▸ Written problem
Return each line of the material verbatim.

── Data rows ──

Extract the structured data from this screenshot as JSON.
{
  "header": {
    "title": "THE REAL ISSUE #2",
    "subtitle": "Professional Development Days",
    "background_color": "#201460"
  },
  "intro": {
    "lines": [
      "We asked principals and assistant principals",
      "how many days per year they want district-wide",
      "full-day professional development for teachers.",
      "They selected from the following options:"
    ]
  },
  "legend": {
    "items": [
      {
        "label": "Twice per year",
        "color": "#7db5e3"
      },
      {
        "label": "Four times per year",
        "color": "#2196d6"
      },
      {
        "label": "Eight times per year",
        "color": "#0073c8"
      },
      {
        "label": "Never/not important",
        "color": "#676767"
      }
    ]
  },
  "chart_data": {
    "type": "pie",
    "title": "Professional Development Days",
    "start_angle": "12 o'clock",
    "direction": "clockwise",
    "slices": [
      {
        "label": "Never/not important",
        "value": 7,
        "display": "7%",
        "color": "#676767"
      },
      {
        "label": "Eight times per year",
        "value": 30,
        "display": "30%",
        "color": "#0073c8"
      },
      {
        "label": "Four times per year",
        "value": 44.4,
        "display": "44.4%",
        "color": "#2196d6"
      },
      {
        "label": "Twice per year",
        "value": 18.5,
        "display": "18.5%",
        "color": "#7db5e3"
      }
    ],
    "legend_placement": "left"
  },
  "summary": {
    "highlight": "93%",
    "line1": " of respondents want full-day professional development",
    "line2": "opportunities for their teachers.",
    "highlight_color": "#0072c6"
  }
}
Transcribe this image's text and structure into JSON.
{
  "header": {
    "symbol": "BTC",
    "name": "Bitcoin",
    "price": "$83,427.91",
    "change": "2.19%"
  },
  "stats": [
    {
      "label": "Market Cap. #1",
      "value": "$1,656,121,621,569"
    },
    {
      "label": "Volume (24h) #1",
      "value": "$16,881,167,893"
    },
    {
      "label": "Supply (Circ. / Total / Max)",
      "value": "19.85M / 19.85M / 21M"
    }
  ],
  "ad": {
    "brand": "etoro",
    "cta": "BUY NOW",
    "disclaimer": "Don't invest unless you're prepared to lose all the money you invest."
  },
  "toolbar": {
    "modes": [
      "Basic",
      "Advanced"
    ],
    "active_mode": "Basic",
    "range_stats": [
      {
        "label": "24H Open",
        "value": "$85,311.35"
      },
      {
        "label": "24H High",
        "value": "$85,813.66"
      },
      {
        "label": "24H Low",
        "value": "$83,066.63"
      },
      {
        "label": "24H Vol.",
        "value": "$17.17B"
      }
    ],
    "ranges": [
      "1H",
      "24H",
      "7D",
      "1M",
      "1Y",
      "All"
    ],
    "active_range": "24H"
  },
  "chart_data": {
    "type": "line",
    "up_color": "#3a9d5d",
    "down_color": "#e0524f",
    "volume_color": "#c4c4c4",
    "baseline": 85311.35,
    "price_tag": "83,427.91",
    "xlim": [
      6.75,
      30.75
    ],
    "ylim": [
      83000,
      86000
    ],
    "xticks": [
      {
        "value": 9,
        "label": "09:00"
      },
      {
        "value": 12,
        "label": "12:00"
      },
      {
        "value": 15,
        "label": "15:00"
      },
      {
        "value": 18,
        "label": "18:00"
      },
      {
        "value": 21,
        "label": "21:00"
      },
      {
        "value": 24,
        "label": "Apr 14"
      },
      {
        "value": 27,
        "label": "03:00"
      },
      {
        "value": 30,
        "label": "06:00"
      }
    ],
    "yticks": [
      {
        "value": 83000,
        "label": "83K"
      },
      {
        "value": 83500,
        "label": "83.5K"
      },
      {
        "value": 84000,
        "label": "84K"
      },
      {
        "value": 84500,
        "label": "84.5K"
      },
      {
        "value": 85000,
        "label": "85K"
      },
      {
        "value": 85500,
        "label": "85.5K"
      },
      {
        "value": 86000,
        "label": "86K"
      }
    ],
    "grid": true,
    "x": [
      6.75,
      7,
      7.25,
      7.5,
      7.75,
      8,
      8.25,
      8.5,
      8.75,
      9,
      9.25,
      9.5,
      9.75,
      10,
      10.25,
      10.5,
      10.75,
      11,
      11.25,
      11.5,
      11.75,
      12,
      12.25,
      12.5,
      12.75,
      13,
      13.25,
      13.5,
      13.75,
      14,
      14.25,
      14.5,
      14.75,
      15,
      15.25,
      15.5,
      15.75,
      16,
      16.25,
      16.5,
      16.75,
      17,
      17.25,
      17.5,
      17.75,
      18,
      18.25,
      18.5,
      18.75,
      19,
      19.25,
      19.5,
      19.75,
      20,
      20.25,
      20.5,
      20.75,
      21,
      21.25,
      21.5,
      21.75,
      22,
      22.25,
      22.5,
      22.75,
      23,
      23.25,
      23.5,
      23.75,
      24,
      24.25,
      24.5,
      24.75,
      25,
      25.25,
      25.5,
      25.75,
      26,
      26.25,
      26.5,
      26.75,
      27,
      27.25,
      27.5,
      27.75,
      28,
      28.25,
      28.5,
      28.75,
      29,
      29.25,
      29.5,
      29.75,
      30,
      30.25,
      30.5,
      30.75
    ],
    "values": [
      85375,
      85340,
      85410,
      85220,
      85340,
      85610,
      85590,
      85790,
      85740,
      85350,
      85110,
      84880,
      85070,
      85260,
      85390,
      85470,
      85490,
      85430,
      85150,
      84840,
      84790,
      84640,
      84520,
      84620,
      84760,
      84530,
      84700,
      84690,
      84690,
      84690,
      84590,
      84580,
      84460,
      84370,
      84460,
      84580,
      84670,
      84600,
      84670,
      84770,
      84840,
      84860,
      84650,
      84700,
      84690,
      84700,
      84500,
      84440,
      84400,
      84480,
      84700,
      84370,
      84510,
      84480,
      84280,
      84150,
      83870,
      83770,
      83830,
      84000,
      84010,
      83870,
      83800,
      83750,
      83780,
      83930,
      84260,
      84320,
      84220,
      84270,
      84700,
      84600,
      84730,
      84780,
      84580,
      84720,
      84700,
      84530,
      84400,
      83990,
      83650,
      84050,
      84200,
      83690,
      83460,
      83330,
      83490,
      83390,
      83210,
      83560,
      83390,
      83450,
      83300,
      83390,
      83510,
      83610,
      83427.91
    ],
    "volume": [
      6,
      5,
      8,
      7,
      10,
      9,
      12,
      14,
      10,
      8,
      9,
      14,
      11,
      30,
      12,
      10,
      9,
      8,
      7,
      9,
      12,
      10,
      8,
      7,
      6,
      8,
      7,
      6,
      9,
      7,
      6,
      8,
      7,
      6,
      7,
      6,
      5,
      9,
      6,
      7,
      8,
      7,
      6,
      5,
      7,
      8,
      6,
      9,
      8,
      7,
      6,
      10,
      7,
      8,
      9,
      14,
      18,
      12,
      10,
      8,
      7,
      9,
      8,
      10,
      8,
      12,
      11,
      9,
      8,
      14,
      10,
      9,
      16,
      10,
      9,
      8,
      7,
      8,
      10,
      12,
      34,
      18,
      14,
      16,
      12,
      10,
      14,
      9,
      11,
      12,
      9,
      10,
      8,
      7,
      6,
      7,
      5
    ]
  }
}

───

▸ Reply
Extract the structured data from this screenshot as JSON.
{
  "header": {
    "title": "THE REAL ISSUE #2",
    "subtitle": "Professional Development Days",
    "background_color": "#201460"
  },
  "intro": {
    "lines": [
      "We asked principals and assistant principals",
      "how many days per year they want district-wide",
      "full-day professional development for teachers.",
      "They selected from the following options:"
    ]
  },
  "legend": {
    "items": [
      {
        "label": "Twice per year",
        "color": "#7db5e3"
      },
      {
        "label": "Four times per year",
        "color": "#2196d6"
      },
      {
        "label": "Eight times per year",
        "color": "#0073c8"
      },
      {
        "label": "Never/not important",
        "color": "#676767"
      }
    ]
  },
  "chart_data": {
    "type": "pie",
    "title": "Professional Development Days",
    "start_angle": "12 o'clock",
    "direction": "clockwise",
    "slices": [
      {
        "label": "Never/not important",
        "value": 7,
        "display": "7%",
        "color": "#676767"
      },
      {
        "label": "Eight times per year",
        "value": 30,
        "display": "30%",
        "color": "#0073c8"
      },
      {
        "label": "Four times per year",
        "value": 44.4,
        "display": "44.4%",
        "color": "#2196d6"
      },
      {
        "label": "Twice per year",
        "value": 18.5,
        "display": "18.5%",
        "color": "#7db5e3"
      }
    ],
    "legend_placement": "left"
  },
  "summary": {
    "highlight": "93%",
    "line1": " of respondents want full-day professional development",
    "line2": "opportunities for their teachers.",
    "highlight_color": "#0072c6"
  }
}
Transcribe this image's text and structure into JSON.
{
  "header": {
    "symbol": "BTC",
    "name": "Bitcoin",
    "price": "$83,427.91",
    "change": "2.19%"
  },
  "stats": [
    {
      "label": "Market Cap. #1",
      "value": "$1,656,121,621,569"
    },
    {
      "label": "Volume (24h) #1",
      "value": "$16,881,167,893"
    },
    {
      "label": "Supply (Circ. / Total / Max)",
      "value": "19.85M / 19.85M / 21M"
    }
  ],
  "ad": {
    "brand": "etoro",
    "cta": "BUY NOW",
    "disclaimer": "Don't invest unless you're prepared to lose all the money you invest."
  },
  "toolbar": {
    "modes": [
      "Basic",
      "Advanced"
    ],
    "active_mode": "Basic",
    "range_stats": [
      {
        "label": "24H Open",
        "value": "$85,311.35"
      },
      {
        "label": "24H High",
        "value": "$85,813.66"
      },
      {
        "label": "24H Low",
        "value": "$83,066.63"
      },
      {
        "label": "24H Vol.",
        "value": "$17.17B"
      }
    ],
    "ranges": [
      "1H",
      "24H",
      "7D",
      "1M",
      "1Y",
      "All"
    ],
    "active_range": "24H"
  },
  "chart_data": {
    "type": "line",
    "up_color": "#3a9d5d",
    "down_color": "#e0524f",
    "volume_color": "#c4c4c4",
    "baseline": 85311.35,
    "price_tag": "83,427.91",
    "xlim": [
      6.75,
      30.75
    ],
    "ylim": [
      83000,
      86000
    ],
    "xticks": [
      {
        "value": 9,
        "label": "09:00"
      },
      {
        "value": 12,
        "label": "12:00"
      },
      {
        "value": 15,
        "label": "15:00"
      },
      {
        "value": 18,
        "label": "18:00"
      },
      {
        "value": 21,
        "label": "21:00"
      },
      {
        "value": 24,
        "label": "Apr 14"
      },
      {
        "value": 27,
        "label": "03:00"
      },
      {
        "value": 30,
        "label": "06:00"
      }
    ],
    "yticks": [
      {
        "value": 83000,
        "label": "83K"
      },
      {
        "value": 83500,
        "label": "83.5K"
      },
      {
        "value": 84000,
        "label": "84K"
      },
      {
        "value": 84500,
        "label": "84.5K"
      },
      {
        "value": 85000,
        "label": "85K"
      },
      {
        "value": 85500,
        "label": "85.5K"
      },
      {
        "value": 86000,
        "label": "86K"
      }
    ],
    "grid": true,
    "x": [
      6.75,
      7,
      7.25,
      7.5,
      7.75,
      8,
      8.25,
      8.5,
      8.75,
      9,
      9.25,
      9.5,
      9.75,
      10,
      10.25,
      10.5,
      10.75,
      11,
      11.25,
      11.5,
      11.75,
      12,
      12.25,
      12.5,
      12.75,
      13,
      13.25,
      13.5,
      13.75,
      14,
      14.25,
      14.5,
      14.75,
      15,
      15.25,
      15.5,
      15.75,
      16,
      16.25,
      16.5,
      16.75,
      17,
      17.25,
      17.5,
      17.75,
      18,
      18.25,
      18.5,
      18.75,
      19,
      19.25,
      19.5,
      19.75,
      20,
      20.25,
      20.5,
      20.75,
      21,
      21.25,
      21.5,
      21.75,
      22,
      22.25,
      22.5,
      22.75,
      23,
      23.25,
      23.5,
      23.75,
      24,
      24.25,
      24.5,
      24.75,
      25,
      25.25,
      25.5,
      25.75,
      26,
      26.25,
      26.5,
      26.75,
      27,
      27.25,
      27.5,
      27.75,
      28,
      28.25,
      28.5,
      28.75,
      29,
      29.25,
      29.5,
      29.75,
      30,
      30.25,
      30.5,
      30.75
    ],
    "values": [
      85375,
      85340,
      85410,
      85220,
      85340,
      85610,
      85590,
      85790,
      85740,
      85350,
      85110,
      84880,
      85070,
      85260,
      85390,
      85470,
      85490,
      85430,
      85150,
      84840,
      84790,
      84640,
      84520,
      84620,
      84760,
      84530,
      84700,
      84690,
      84690,
      84690,
      84590,
      84580,
      84460,
      84370,
      84460,
      84580,
      84670,
      84600,
      84670,
      84770,
      84840,
      84860,
      84650,
      84700,
      84690,
      84700,
      84500,
      84440,
      84400,
      84480,
      84700,
      84370,
      84510,
      84480,
      84280,
      84150,
      83870,
      83770,
      83830,
      84000,
      84010,
      83870,
      83800,
      83750,
      83780,
      83930,
      84260,
      84320,
      84220,
      84270,
      84700,
      84600,
      84730,
      84780,
      84580,
      84720,
      84700,
      84530,
      84400,
      83990,
      83650,
      84050,
      84200,
      83690,
      83460,
      83330,
      83490,
      83390,
      83210,
      83560,
      83390,
      83450,
      83300,
      83390,
      83510,
      83610,
      83427.91
    ],
    "volume": [
      6,
      5,
      8,
      7,
      10,
      9,
      12,
      14,
      10,
      8,
      9,
      14,
      11,
      30,
      12,
      10,
      9,
      8,
      7,
      9,
      12,
      10,
      8,
      7,
      6,
      8,
      7,
      6,
      9,
      7,
      6,
      8,
      7,
      6,
      7,
      6,
      5,
      9,
      6,
      7,
      8,
      7,
      6,
      5,
      7,
      8,
      6,
      9,
      8,
      7,
      6,
      10,
      7,
      8,
      9,
      14,
      18,
      12,
      10,
      8,
      7,
      9,
      8,
      10,
      8,
      12,
      11,
      9,
      8,
      14,
      10,
      9,
      16,
      10,
      9,
      8,
      7,
      8,
      10,
      12,
      34,
      18,
      14,
      16,
      12,
      10,
      14,
      9,
      11,
      12,
      9,
      10,
      8,
      7,
      6,
      7,
      5
    ]
  }
}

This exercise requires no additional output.